Give back the whole listing exactly as shown.
-------- INPUT RECORDS
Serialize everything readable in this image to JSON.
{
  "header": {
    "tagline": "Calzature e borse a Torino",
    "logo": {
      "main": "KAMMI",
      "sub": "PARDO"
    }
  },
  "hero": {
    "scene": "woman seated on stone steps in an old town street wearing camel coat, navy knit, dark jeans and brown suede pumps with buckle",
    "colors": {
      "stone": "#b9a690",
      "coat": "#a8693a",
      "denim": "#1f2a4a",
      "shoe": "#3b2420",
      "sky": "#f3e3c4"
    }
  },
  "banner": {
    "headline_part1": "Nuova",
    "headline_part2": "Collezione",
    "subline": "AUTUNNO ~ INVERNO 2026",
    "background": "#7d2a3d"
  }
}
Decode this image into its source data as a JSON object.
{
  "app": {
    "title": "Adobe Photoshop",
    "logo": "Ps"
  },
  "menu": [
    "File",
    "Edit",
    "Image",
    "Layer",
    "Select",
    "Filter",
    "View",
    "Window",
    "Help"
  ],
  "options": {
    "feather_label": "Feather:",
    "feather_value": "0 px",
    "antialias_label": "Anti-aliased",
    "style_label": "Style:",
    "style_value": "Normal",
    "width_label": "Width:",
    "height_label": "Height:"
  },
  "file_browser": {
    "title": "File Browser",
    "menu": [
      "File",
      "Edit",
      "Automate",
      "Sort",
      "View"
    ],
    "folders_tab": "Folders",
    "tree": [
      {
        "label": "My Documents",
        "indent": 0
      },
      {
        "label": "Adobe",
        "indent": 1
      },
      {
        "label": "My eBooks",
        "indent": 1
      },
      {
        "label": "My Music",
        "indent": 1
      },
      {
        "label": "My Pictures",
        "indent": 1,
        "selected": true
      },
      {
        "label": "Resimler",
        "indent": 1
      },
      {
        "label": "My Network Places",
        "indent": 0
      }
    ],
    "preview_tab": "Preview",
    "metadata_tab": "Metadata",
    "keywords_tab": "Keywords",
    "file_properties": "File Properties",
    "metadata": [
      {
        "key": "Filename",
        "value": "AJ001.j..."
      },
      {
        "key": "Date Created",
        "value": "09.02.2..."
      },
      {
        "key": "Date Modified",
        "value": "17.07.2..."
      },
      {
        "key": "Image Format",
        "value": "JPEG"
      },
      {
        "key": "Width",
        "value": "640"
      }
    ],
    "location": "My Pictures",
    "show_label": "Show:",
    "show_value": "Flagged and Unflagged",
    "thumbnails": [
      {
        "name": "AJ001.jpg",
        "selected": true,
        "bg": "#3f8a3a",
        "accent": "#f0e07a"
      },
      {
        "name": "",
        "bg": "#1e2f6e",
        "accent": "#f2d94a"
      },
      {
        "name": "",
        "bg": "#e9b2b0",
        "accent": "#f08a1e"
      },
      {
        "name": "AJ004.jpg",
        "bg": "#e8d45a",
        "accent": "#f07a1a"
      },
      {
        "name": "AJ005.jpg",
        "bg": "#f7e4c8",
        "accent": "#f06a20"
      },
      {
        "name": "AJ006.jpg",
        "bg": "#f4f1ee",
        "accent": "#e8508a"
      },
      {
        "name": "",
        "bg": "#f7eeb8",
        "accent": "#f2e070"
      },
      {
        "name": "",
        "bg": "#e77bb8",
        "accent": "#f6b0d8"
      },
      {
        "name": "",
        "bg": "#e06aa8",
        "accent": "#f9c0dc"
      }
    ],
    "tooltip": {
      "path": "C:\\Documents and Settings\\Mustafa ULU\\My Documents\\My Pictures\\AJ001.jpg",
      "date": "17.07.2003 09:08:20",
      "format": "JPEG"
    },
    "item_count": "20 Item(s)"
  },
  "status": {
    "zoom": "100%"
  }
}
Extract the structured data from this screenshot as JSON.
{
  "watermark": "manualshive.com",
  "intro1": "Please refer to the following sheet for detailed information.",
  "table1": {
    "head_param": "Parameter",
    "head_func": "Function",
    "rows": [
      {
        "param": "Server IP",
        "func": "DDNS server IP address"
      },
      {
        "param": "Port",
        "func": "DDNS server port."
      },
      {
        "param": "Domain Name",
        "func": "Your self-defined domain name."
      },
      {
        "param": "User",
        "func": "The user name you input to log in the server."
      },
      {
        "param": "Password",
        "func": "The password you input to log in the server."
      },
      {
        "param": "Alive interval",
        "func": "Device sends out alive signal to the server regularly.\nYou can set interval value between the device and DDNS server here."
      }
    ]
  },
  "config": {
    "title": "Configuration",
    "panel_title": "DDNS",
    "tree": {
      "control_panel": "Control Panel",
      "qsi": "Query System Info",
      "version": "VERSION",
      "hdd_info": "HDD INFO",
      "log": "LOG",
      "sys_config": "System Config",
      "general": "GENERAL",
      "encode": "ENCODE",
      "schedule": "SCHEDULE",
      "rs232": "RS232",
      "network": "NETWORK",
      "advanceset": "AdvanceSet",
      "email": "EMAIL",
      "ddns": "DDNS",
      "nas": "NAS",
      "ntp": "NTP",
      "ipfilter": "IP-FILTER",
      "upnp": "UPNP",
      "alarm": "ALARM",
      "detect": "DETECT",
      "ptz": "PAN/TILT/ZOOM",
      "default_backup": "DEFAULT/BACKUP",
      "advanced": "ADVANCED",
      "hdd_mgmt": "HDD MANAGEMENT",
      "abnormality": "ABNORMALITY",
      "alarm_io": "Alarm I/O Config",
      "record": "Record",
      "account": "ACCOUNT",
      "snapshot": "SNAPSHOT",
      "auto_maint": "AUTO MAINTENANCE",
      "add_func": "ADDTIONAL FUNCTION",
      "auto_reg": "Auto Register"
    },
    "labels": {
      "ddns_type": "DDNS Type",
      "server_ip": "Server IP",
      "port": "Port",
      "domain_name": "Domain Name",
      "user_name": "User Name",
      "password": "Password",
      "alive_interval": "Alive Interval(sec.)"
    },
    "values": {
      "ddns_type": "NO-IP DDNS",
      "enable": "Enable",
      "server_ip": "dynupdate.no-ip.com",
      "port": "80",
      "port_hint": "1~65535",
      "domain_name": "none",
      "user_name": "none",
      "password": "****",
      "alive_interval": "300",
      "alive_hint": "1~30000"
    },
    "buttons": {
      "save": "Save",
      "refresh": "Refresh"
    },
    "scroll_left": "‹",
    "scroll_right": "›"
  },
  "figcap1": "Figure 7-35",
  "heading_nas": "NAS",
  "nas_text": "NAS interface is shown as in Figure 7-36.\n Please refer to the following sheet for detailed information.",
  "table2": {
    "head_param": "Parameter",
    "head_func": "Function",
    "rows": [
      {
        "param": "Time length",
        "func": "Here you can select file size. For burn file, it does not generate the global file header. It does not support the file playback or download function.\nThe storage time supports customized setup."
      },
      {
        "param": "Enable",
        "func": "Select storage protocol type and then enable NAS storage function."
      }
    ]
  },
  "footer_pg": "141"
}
----------------
(FULL SOLUTION)
Serialize everything readable in this image to JSON.
{
  "header": {
    "tagline": "Calzature e borse a Torino",
    "logo": {
      "main": "KAMMI",
      "sub": "PARDO"
    }
  },
  "hero": {
    "scene": "woman seated on stone steps in an old town street wearing camel coat, navy knit, dark jeans and brown suede pumps with buckle",
    "colors": {
      "stone": "#b9a690",
      "coat": "#a8693a",
      "denim": "#1f2a4a",
      "shoe": "#3b2420",
      "sky": "#f3e3c4"
    }
  },
  "banner": {
    "headline_part1": "Nuova",
    "headline_part2": "Collezione",
    "subline": "AUTUNNO ~ INVERNO 2026",
    "background": "#7d2a3d"
  }
}
Decode this image into its source data as a JSON object.
{
  "app": {
    "title": "Adobe Photoshop",
    "logo": "Ps"
  },
  "menu": [
    "File",
    "Edit",
    "Image",
    "Layer",
    "Select",
    "Filter",
    "View",
    "Window",
    "Help"
  ],
  "options": {
    "feather_label": "Feather:",
    "feather_value": "0 px",
    "antialias_label": "Anti-aliased",
    "style_label": "Style:",
    "style_value": "Normal",
    "width_label": "Width:",
    "height_label": "Height:"
  },
  "file_browser": {
    "title": "File Browser",
    "menu": [
      "File",
      "Edit",
      "Automate",
      "Sort",
      "View"
    ],
    "folders_tab": "Folders",
    "tree": [
      {
        "label": "My Documents",
        "indent": 0
      },
      {
        "label": "Adobe",
        "indent": 1
      },
      {
        "label": "My eBooks",
        "indent": 1
      },
      {
        "label": "My Music",
        "indent": 1
      },
      {
        "label": "My Pictures",
        "indent": 1,
        "selected": true
      },
      {
        "label": "Resimler",
        "indent": 1
      },
      {
        "label": "My Network Places",
        "indent": 0
      }
    ],
    "preview_tab": "Preview",
    "metadata_tab": "Metadata",
    "keywords_tab": "Keywords",
    "file_properties": "File Properties",
    "metadata": [
      {
        "key": "Filename",
        "value": "AJ001.j..."
      },
      {
        "key": "Date Created",
        "value": "09.02.2..."
      },
      {
        "key": "Date Modified",
        "value": "17.07.2..."
      },
      {
        "key": "Image Format",
        "value": "JPEG"
      },
      {
        "key": "Width",
        "value": "640"
      }
    ],
    "location": "My Pictures",
    "show_label": "Show:",
    "show_value": "Flagged and Unflagged",
    "thumbnails": [
      {
        "name": "AJ001.jpg",
        "selected": true,
        "bg": "#3f8a3a",
        "accent": "#f0e07a"
      },
      {
        "name": "",
        "bg": "#1e2f6e",
        "accent": "#f2d94a"
      },
      {
        "name": "",
        "bg": "#e9b2b0",
        "accent": "#f08a1e"
      },
      {
        "name": "AJ004.jpg",
        "bg": "#e8d45a",
        "accent": "#f07a1a"
      },
      {
        "name": "AJ005.jpg",
        "bg": "#f7e4c8",
        "accent": "#f06a20"
      },
      {
        "name": "AJ006.jpg",
        "bg": "#f4f1ee",
        "accent": "#e8508a"
      },
      {
        "name": "",
        "bg": "#f7eeb8",
        "accent": "#f2e070"
      },
      {
        "name": "",
        "bg": "#e77bb8",
        "accent": "#f6b0d8"
      },
      {
        "name": "",
        "bg": "#e06aa8",
        "accent": "#f9c0dc"
      }
    ],
    "tooltip": {
      "path": "C:\\Documents and Settings\\Mustafa ULU\\My Documents\\My Pictures\\AJ001.jpg",
      "date": "17.07.2003 09:08:20",
      "format": "JPEG"
    },
    "item_count": "20 Item(s)"
  },
  "status": {
    "zoom": "100%"
  }
}
Extract the structured data from this screenshot as JSON.
{
  "watermark": "manualshive.com",
  "intro1": "Please refer to the following sheet for detailed information.",
  "table1": {
    "head_param": "Parameter",
    "head_func": "Function",
    "rows": [
      {
        "param": "Server IP",
        "func": "DDNS server IP address"
      },
      {
        "param": "Port",
        "func": "DDNS server port."
      },
      {
        "param": "Domain Name",
        "func": "Your self-defined domain name."
      },
      {
        "param": "User",
        "func": "The user name you input to log in the server."
      },
      {
        "param": "Password",
        "func": "The password you input to log in the server."
      },
      {
        "param": "Alive interval",
        "func": "Device sends out alive signal to the server regularly.\nYou can set interval value between the device and DDNS server here."
      }
    ]
  },
  "config": {
    "title": "Configuration",
    "panel_title": "DDNS",
    "tree": {
      "control_panel": "Control Panel",
      "qsi": "Query System Info",
      "version": "VERSION",
      "hdd_info": "HDD INFO",
      "log": "LOG",
      "sys_config": "System Config",
      "general": "GENERAL",
      "encode": "ENCODE",
      "schedule": "SCHEDULE",
      "rs232": "RS232",
      "network": "NETWORK",
      "advanceset": "AdvanceSet",
      "email": "EMAIL",
      "ddns": "DDNS",
      "nas": "NAS",
      "ntp": "NTP",
      "ipfilter": "IP-FILTER",
      "upnp": "UPNP",
      "alarm": "ALARM",
      "detect": "DETECT",
      "ptz": "PAN/TILT/ZOOM",
      "default_backup": "DEFAULT/BACKUP",
      "advanced": "ADVANCED",
      "hdd_mgmt": "HDD MANAGEMENT",
      "abnormality": "ABNORMALITY",
      "alarm_io": "Alarm I/O Config",
      "record": "Record",
      "account": "ACCOUNT",
      "snapshot": "SNAPSHOT",
      "auto_maint": "AUTO MAINTENANCE",
      "add_func": "ADDTIONAL FUNCTION",
      "auto_reg": "Auto Register"
    },
    "labels": {
      "ddns_type": "DDNS Type",
      "server_ip": "Server IP",
      "port": "Port",
      "domain_name": "Domain Name",
      "user_name": "User Name",
      "password": "Password",
      "alive_interval": "Alive Interval(sec.)"
    },
    "values": {
      "ddns_type": "NO-IP DDNS",
      "enable": "Enable",
      "server_ip": "dynupdate.no-ip.com",
      "port": "80",
      "port_hint": "1~65535",
      "domain_name": "none",
      "user_name": "none",
      "password": "****",
      "alive_interval": "300",
      "alive_hint": "1~30000"
    },
    "buttons": {
      "save": "Save",
      "refresh": "Refresh"
    },
    "scroll_left": "‹",
    "scroll_right": "›"
  },
  "figcap1": "Figure 7-35",
  "heading_nas": "NAS",
  "nas_text": "NAS interface is shown as in Figure 7-36.\n Please refer to the following sheet for detailed information.",
  "table2": {
    "head_param": "Parameter",
    "head_func": "Function",
    "rows": [
      {
        "param": "Time length",
        "func": "Here you can select file size. For burn file, it does not generate the global file header. It does not support the file playback or download function.\nThe storage time supports customized setup."
      },
      {
        "param": "Enable",
        "func": "Select storage protocol type and then enable NAS storage function."
      }
    ]
  },
  "footer_pg": "141"
}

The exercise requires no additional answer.